### Written exercise
Copy out every line in the entries below that includes "bezalkoholowe".

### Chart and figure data
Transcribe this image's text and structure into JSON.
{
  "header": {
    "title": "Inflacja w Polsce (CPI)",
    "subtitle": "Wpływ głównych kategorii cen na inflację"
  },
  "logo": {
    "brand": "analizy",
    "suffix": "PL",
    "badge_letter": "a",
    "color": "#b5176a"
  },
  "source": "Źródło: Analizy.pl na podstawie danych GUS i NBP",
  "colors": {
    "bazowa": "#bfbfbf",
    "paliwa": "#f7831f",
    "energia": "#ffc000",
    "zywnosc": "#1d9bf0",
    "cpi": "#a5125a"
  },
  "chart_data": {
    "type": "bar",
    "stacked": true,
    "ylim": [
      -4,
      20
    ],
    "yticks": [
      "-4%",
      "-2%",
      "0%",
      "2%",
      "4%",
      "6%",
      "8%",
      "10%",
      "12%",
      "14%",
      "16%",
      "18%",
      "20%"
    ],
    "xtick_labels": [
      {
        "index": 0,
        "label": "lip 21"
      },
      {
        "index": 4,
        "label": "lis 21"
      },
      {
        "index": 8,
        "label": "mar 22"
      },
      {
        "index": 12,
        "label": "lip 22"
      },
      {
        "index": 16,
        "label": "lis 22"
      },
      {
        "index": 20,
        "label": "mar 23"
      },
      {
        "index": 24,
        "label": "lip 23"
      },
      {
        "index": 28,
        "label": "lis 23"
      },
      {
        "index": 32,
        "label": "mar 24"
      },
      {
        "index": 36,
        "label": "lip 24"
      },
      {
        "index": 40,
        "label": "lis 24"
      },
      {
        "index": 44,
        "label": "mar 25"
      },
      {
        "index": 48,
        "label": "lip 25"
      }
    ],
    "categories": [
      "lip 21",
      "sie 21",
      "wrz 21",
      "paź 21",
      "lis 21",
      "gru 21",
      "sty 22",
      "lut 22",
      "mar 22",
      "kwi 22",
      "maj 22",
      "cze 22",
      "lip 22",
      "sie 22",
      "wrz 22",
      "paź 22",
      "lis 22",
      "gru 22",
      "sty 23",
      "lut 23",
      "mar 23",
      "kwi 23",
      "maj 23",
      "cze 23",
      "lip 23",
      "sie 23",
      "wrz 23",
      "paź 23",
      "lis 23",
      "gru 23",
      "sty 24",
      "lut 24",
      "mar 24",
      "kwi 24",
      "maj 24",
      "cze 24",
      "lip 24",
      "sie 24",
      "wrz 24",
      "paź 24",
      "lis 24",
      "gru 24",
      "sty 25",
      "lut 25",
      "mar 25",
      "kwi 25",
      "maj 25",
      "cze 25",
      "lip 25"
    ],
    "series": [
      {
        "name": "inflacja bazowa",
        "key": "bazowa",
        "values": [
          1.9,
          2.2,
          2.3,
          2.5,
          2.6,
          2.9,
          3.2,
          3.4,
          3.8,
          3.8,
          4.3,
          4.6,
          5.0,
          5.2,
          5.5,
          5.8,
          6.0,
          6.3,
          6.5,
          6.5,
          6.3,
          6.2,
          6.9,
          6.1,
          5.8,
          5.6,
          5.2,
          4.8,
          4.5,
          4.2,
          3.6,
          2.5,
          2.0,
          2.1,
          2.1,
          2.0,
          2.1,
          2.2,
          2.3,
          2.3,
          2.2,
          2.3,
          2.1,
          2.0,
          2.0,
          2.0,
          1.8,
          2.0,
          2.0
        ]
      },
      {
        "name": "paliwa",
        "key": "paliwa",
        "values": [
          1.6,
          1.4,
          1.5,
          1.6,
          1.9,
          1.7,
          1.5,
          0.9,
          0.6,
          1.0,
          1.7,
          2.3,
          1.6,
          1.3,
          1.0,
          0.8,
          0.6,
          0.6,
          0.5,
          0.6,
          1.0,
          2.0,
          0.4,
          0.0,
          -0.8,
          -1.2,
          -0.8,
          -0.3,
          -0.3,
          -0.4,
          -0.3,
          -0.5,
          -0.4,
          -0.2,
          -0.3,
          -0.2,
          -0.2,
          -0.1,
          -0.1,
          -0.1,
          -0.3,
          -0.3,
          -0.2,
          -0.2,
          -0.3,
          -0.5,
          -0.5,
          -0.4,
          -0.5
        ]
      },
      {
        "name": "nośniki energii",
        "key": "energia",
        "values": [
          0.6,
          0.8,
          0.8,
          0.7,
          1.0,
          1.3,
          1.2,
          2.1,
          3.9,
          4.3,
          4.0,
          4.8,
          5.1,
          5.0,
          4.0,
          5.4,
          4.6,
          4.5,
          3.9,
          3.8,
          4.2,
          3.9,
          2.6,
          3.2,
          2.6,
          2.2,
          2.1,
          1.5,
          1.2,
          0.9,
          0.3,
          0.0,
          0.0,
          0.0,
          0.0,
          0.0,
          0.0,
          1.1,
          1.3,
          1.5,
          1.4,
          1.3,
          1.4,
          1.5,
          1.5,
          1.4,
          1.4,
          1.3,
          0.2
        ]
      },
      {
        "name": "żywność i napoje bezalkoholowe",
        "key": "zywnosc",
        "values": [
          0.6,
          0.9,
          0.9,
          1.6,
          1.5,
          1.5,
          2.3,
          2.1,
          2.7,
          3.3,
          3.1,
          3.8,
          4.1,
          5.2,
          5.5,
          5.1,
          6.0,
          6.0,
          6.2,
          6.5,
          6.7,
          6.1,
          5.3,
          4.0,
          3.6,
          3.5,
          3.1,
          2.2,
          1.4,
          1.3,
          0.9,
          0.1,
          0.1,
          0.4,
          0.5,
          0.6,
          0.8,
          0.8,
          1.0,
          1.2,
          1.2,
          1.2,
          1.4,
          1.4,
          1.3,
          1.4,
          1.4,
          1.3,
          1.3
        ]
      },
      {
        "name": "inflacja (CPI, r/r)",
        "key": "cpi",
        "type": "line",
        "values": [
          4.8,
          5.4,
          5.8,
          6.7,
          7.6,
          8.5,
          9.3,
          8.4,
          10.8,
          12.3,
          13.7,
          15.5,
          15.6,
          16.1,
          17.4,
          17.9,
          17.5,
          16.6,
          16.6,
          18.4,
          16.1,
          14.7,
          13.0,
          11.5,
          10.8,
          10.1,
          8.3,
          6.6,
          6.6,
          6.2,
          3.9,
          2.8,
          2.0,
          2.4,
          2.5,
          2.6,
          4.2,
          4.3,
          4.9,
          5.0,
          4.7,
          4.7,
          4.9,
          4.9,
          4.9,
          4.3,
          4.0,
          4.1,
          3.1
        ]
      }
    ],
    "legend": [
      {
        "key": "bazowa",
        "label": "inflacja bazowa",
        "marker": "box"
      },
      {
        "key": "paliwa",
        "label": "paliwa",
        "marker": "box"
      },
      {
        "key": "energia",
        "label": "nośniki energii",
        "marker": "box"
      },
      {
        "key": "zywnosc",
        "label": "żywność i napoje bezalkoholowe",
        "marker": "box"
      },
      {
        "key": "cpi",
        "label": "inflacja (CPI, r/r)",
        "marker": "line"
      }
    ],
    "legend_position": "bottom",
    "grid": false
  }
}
* * *
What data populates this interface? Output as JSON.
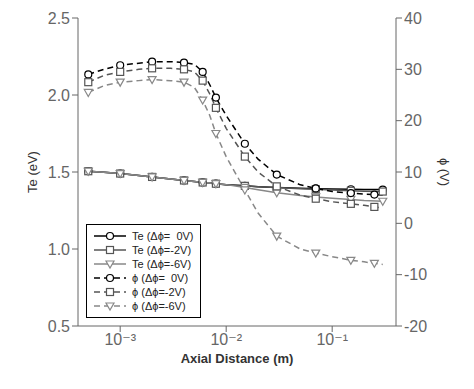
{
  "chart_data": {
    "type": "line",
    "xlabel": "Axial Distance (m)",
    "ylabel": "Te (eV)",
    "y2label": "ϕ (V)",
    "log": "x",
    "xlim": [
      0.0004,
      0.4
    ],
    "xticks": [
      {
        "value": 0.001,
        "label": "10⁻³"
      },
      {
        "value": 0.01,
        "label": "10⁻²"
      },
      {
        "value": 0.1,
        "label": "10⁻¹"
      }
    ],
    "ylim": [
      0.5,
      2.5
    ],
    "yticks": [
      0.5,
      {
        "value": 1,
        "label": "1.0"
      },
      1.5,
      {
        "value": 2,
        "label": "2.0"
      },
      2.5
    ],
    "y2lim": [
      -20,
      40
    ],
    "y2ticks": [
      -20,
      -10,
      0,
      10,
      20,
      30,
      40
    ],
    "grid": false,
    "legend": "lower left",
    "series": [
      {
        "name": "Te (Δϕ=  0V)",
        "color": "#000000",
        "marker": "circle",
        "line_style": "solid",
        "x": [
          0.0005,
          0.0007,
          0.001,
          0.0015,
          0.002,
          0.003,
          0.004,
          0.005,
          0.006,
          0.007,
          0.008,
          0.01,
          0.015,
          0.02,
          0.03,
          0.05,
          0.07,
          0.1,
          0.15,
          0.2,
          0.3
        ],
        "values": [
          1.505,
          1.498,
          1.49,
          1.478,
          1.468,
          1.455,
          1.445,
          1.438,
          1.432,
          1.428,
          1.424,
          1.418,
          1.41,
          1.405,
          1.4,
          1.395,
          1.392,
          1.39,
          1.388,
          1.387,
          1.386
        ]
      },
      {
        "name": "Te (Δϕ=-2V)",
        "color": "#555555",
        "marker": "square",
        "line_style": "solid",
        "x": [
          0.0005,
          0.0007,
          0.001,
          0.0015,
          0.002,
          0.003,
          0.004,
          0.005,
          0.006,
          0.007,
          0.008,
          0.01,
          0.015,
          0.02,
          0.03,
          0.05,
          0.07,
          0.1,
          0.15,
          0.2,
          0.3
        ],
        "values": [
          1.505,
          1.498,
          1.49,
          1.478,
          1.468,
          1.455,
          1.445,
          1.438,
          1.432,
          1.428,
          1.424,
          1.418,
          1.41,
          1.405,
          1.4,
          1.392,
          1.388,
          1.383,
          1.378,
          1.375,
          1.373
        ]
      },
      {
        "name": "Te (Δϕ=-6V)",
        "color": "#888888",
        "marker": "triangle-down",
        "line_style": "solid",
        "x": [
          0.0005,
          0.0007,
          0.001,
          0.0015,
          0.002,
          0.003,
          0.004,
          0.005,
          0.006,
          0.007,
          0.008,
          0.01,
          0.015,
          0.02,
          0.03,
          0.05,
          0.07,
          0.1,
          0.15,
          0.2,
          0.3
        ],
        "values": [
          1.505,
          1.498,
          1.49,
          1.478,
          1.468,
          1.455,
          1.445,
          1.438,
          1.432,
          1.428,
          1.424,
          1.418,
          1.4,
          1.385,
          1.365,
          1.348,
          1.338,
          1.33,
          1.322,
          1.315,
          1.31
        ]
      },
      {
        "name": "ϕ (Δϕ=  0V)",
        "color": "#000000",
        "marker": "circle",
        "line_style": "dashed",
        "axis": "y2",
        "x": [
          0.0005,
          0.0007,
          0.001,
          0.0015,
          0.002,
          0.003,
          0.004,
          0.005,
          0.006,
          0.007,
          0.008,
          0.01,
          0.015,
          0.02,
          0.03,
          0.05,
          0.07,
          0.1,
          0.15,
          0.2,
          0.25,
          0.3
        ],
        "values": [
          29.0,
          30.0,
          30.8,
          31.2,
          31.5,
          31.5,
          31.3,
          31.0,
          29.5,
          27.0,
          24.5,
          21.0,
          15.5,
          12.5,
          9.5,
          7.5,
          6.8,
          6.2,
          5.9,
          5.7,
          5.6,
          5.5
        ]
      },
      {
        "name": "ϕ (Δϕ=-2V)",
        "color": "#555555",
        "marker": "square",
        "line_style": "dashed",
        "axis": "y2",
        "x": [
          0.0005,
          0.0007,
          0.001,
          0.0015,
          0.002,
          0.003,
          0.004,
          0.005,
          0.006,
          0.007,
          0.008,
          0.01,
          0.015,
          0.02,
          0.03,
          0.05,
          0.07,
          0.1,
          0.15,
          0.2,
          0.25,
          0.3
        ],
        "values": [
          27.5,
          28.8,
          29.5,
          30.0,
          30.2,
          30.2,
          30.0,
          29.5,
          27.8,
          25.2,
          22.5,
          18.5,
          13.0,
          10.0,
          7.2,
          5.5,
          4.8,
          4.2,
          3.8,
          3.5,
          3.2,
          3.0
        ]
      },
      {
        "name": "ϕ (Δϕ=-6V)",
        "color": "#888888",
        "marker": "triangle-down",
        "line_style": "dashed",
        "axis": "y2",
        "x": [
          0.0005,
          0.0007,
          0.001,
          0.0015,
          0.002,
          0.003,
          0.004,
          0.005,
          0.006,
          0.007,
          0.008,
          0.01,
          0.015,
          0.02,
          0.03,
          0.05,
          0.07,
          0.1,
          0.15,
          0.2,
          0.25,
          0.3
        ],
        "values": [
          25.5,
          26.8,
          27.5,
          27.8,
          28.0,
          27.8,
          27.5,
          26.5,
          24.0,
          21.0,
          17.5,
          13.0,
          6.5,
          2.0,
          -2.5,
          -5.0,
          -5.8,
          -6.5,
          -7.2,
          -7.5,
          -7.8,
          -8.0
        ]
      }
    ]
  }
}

### Result of the exercise
        "name": "żywność i napoje bezalkoholowe",
        "label": "żywność i napoje bezalkoholowe",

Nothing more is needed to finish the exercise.